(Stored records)
# # #

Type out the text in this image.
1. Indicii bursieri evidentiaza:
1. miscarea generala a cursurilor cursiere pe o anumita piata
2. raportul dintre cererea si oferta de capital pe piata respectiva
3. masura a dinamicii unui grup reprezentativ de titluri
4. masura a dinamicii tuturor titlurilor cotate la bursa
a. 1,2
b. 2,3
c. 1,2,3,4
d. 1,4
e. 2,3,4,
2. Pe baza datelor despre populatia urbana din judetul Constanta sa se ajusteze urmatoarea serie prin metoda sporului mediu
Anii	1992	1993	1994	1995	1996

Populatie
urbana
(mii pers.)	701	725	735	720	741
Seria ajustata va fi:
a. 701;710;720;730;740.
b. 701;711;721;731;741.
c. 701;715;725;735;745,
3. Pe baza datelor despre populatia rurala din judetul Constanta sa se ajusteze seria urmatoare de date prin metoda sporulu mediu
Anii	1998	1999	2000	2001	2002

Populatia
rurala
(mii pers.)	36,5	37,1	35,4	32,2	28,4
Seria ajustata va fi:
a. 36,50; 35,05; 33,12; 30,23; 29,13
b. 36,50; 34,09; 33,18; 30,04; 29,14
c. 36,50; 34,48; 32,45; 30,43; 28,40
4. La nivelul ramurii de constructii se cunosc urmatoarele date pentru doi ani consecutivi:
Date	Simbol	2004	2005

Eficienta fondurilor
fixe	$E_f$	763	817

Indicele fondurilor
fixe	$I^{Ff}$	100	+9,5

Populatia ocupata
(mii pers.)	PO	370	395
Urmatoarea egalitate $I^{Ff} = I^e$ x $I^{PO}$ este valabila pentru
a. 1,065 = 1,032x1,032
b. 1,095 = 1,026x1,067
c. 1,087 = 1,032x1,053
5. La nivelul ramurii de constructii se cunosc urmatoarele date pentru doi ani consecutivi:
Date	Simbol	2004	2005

# # #

What this task involves -
All lines that include "mediu" are to be gathered and copied.

Answer below -
2. Pe baza datelor despre populatia urbana din judetul Constanta sa se ajusteze urmatoarea serie prin metoda sporului mediu
3. Pe baza datelor despre populatia rurala din judetul Constanta sa se ajusteze seria urmatoare de date prin metoda sporulu mediu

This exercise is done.